= What to work on =
Find each line holding "Space" and copy it out.

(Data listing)
===============

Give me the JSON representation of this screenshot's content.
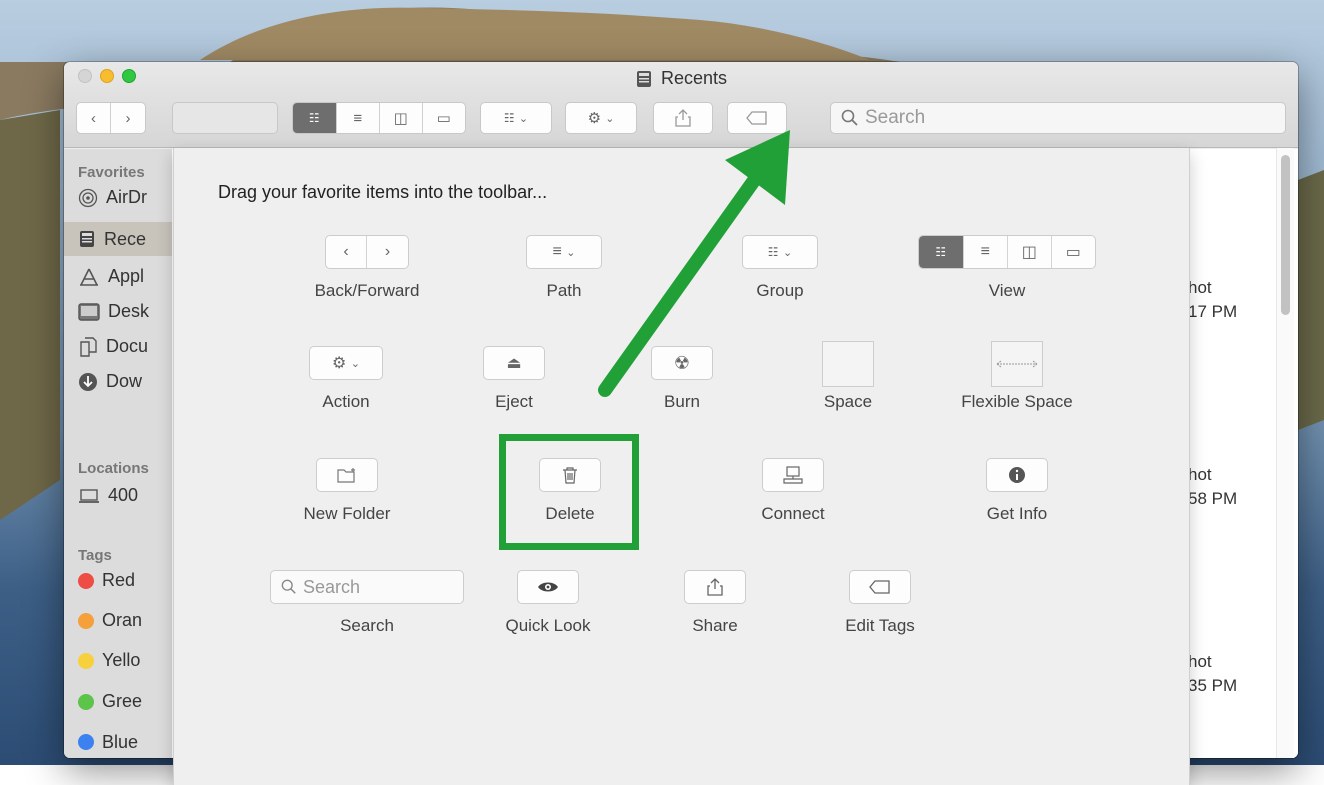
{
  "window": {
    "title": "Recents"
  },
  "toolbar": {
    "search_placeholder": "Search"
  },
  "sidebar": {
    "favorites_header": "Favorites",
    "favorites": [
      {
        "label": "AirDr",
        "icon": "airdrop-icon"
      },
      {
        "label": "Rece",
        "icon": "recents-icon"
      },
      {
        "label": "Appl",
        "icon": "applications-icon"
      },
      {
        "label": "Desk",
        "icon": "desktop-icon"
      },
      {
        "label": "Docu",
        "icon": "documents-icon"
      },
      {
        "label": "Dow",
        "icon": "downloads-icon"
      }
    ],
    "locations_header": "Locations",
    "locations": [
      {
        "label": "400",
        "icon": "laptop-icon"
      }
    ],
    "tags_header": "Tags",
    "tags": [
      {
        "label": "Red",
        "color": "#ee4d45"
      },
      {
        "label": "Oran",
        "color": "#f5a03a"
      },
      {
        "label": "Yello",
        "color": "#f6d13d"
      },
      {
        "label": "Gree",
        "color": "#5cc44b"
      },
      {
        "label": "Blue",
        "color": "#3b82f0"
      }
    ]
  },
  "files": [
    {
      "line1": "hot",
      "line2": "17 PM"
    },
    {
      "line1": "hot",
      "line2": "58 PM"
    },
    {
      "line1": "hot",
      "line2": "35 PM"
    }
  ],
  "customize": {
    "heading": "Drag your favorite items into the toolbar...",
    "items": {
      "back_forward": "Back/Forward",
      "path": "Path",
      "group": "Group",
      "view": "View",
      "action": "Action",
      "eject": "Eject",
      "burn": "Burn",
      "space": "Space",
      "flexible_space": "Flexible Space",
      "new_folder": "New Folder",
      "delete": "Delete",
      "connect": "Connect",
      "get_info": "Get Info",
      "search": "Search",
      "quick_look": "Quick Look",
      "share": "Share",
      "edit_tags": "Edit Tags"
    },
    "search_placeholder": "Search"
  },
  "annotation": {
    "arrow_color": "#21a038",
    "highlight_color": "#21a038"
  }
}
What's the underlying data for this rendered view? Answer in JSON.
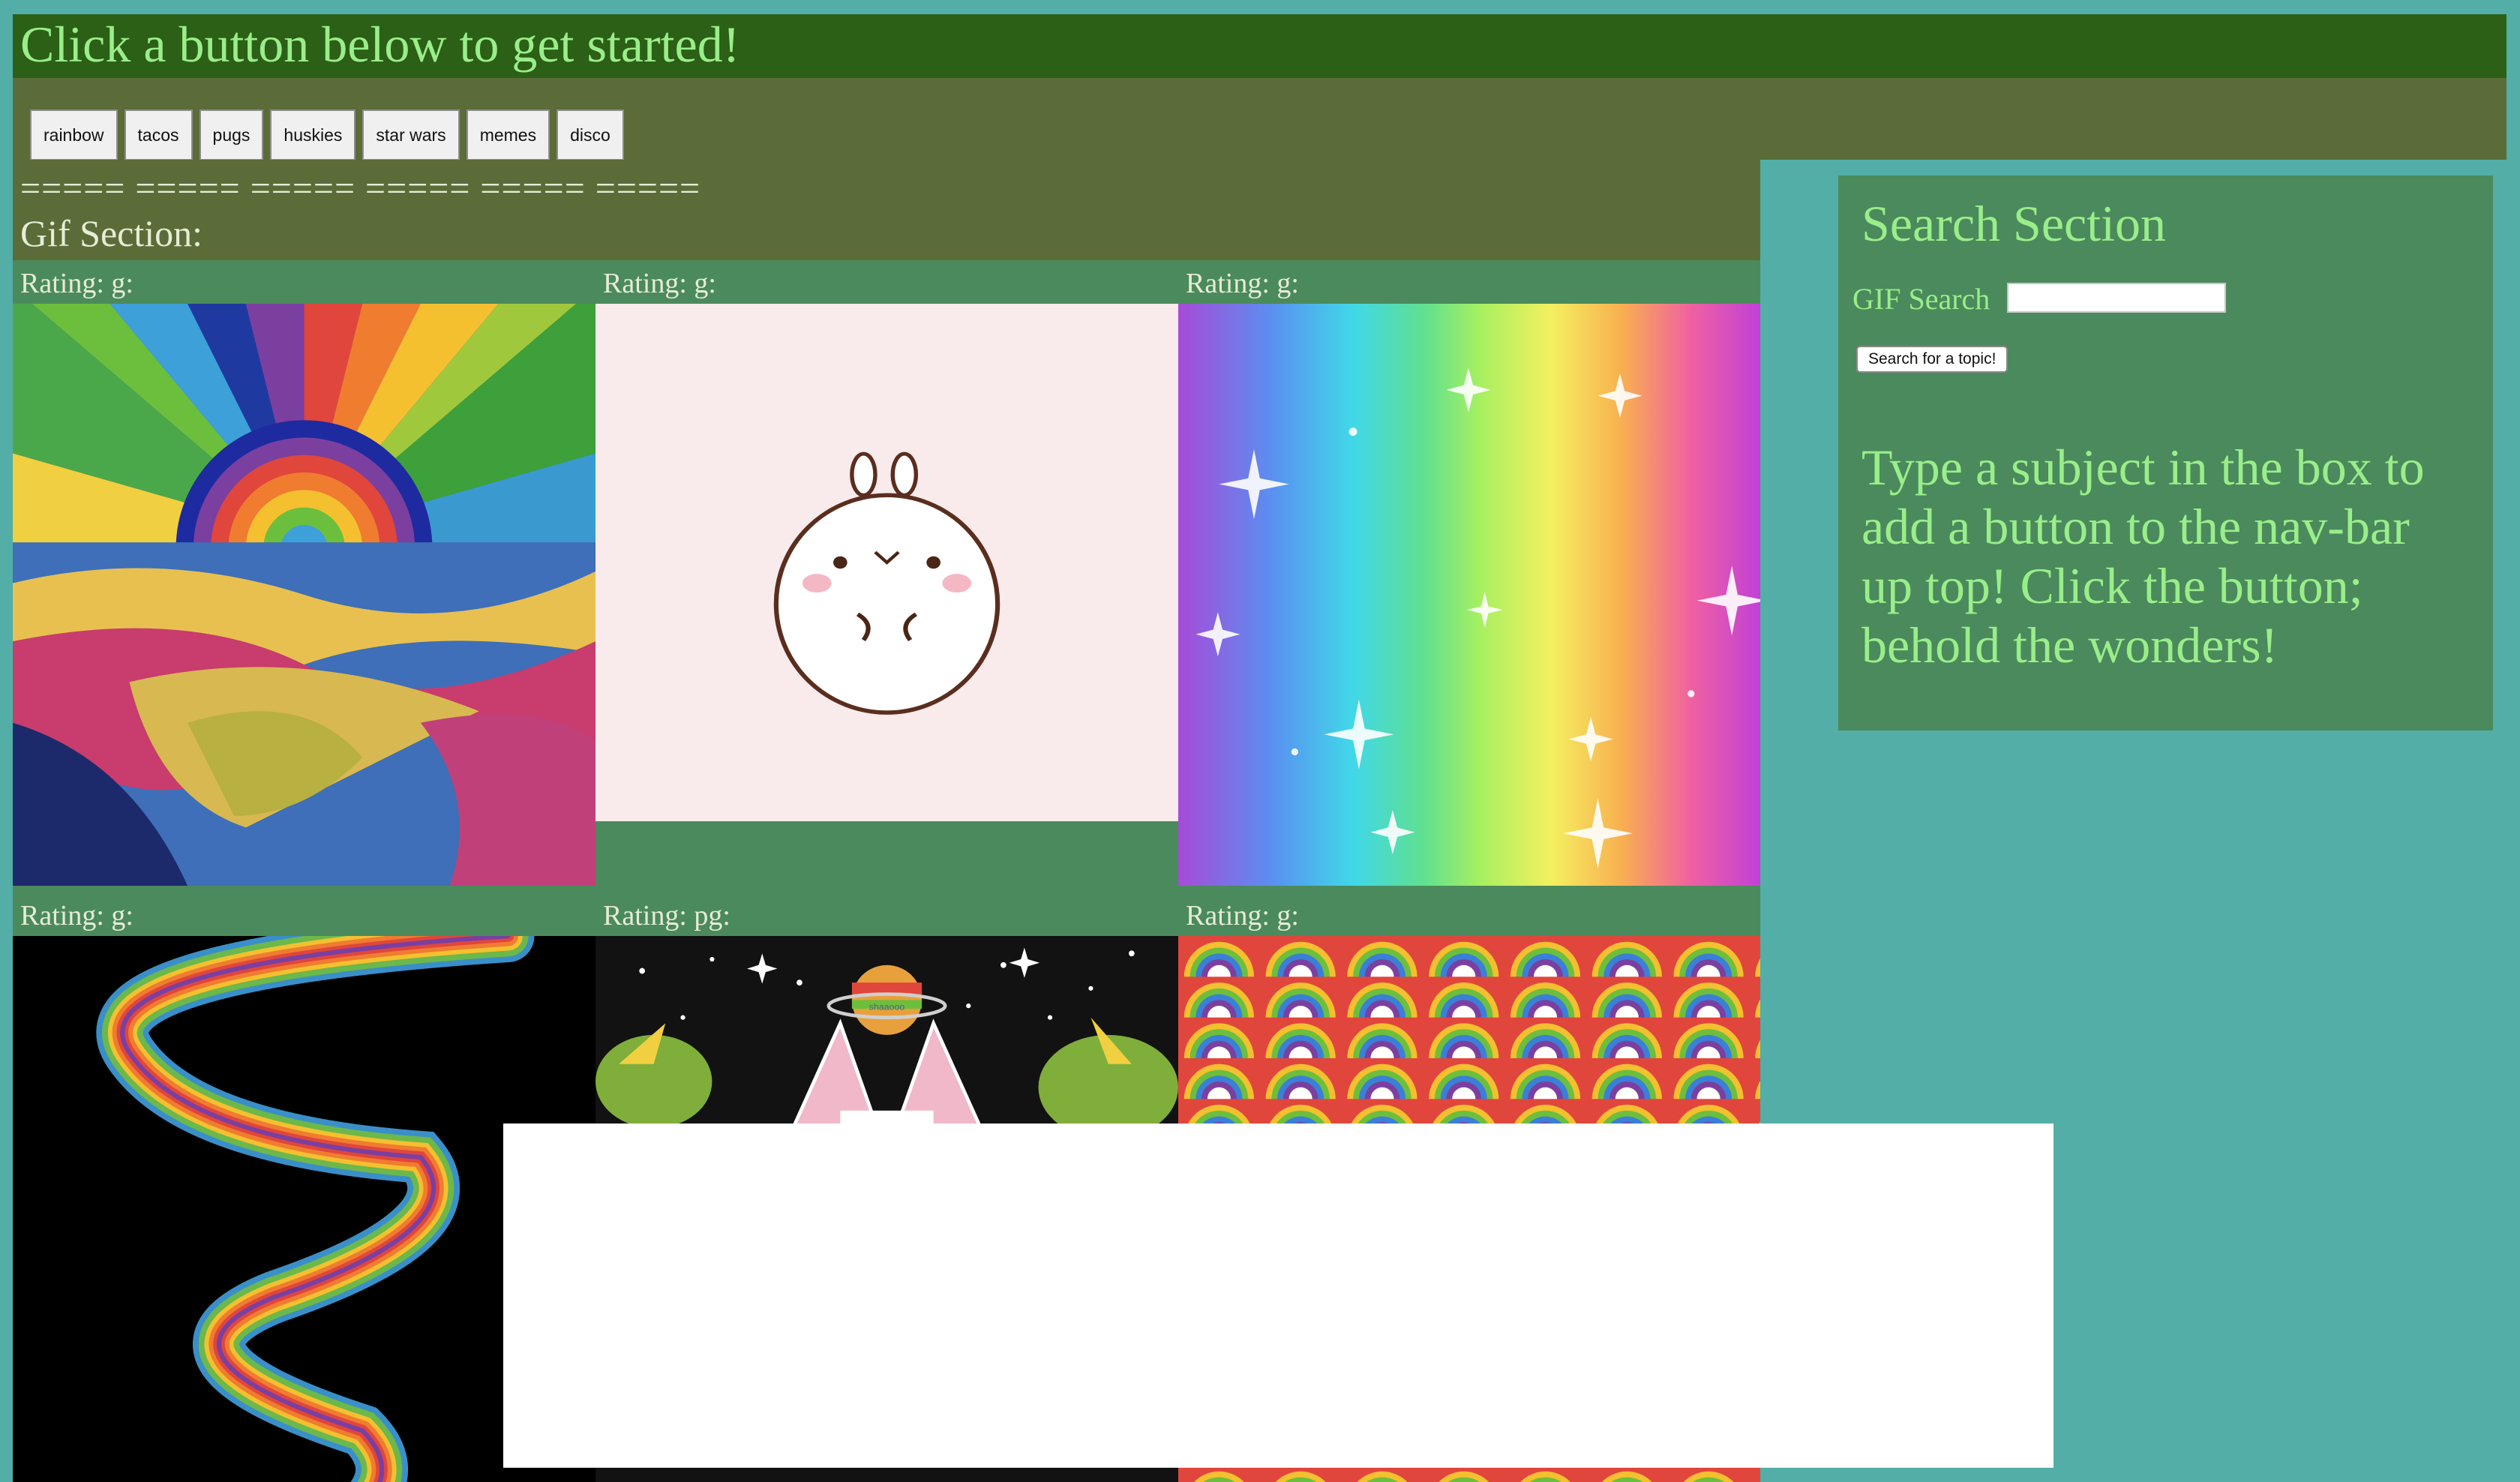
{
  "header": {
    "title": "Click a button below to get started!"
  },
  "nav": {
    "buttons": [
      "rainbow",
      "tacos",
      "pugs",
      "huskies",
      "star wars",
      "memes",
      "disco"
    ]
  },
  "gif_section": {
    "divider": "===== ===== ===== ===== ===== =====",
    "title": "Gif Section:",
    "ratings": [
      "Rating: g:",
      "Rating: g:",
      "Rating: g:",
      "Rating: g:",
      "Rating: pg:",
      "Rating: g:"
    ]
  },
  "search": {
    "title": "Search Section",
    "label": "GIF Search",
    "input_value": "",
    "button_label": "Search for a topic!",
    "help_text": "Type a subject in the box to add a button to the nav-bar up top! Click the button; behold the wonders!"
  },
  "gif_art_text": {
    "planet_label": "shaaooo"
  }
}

===============

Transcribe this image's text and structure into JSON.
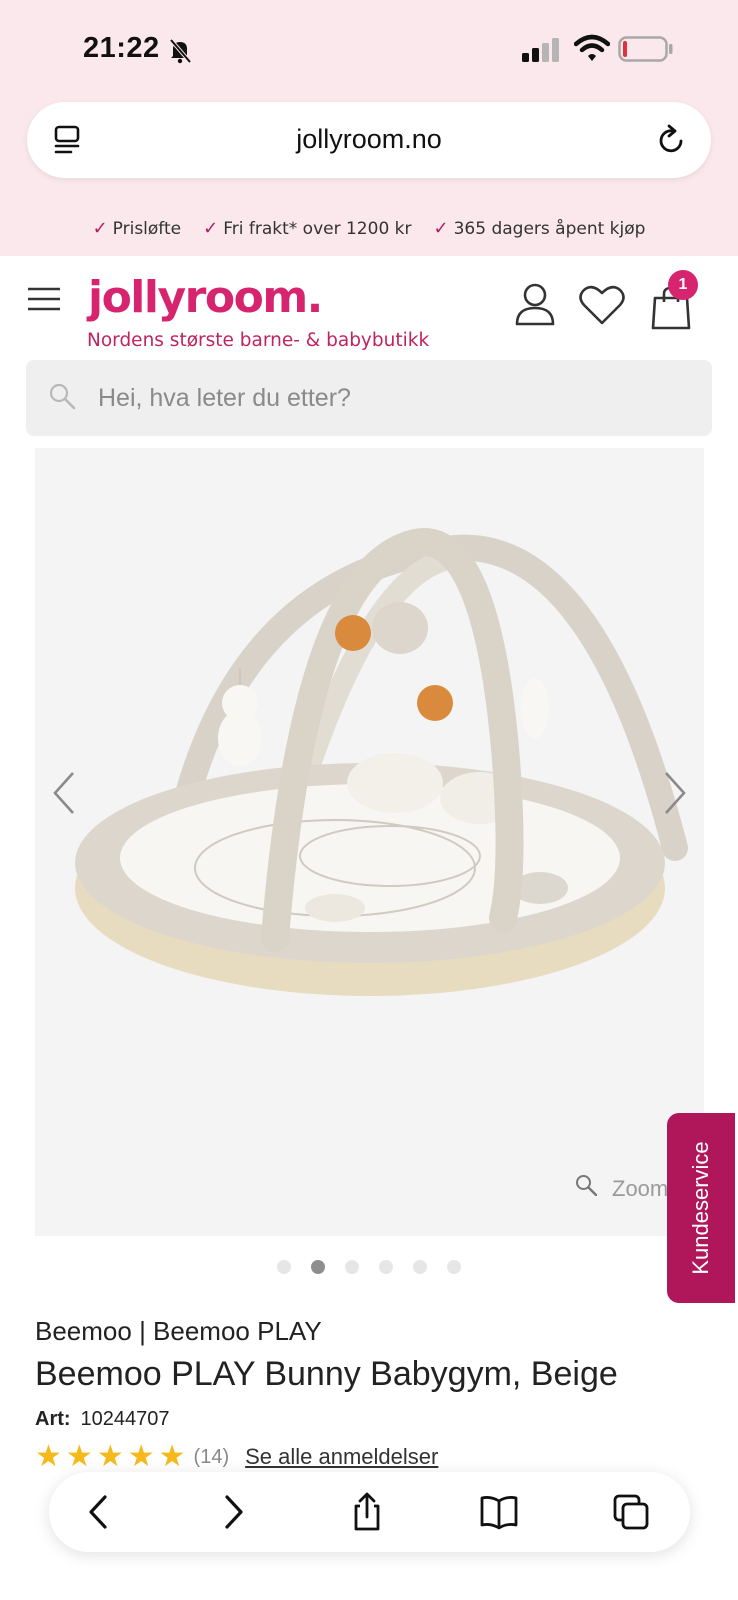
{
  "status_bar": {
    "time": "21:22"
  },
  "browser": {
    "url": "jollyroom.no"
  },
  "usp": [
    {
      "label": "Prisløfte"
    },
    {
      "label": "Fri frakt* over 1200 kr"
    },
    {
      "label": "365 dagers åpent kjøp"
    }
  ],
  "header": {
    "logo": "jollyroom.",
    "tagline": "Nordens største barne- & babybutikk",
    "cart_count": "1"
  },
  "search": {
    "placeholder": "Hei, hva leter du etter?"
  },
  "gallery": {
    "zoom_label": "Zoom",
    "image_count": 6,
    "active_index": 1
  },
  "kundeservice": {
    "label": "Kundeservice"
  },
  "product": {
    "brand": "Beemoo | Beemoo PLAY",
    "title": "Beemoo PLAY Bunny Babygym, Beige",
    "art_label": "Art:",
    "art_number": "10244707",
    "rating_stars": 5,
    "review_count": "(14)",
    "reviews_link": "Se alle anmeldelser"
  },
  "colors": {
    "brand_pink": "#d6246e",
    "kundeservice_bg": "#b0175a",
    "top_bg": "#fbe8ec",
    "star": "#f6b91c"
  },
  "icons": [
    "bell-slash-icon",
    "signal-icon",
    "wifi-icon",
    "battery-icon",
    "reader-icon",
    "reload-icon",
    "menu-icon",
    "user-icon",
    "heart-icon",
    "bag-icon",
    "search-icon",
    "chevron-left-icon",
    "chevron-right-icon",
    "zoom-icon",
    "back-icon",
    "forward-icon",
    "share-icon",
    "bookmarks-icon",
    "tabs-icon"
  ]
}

===============

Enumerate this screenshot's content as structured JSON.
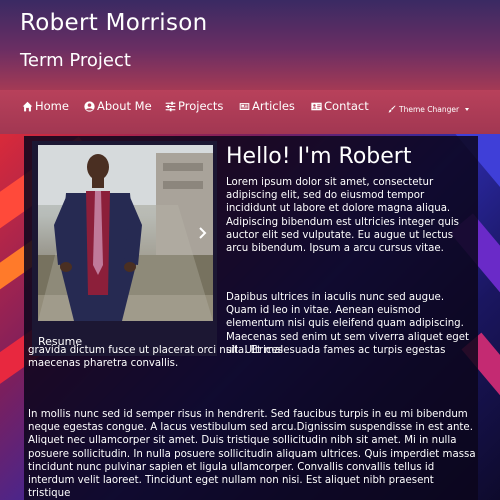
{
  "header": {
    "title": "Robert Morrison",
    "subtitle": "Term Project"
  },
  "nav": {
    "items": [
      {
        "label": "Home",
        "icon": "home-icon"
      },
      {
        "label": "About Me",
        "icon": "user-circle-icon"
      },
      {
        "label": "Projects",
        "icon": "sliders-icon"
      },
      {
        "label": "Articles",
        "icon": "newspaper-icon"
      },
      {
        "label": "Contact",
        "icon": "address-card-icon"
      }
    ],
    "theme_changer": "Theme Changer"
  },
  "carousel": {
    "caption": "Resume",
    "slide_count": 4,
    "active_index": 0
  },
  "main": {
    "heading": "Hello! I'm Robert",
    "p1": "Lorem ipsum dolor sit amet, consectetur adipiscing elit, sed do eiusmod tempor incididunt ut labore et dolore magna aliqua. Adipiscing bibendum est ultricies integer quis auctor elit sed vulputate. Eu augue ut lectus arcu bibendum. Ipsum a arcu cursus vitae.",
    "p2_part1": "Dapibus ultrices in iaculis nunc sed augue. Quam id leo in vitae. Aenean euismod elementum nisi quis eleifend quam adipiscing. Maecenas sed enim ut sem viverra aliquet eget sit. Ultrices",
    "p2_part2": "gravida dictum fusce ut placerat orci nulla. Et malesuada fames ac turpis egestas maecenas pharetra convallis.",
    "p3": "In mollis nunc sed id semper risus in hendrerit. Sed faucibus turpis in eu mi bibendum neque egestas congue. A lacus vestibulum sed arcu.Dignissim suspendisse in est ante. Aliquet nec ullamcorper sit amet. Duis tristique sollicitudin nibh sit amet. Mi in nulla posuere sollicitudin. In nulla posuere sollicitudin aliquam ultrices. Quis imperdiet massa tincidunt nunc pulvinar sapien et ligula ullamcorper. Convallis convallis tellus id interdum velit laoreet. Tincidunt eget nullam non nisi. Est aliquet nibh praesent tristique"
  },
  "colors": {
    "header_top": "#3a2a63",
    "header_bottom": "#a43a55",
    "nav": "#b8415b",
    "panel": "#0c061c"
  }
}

===============

= Final result =
      "space": "Space",
      "flexible_space": "Flexible Space",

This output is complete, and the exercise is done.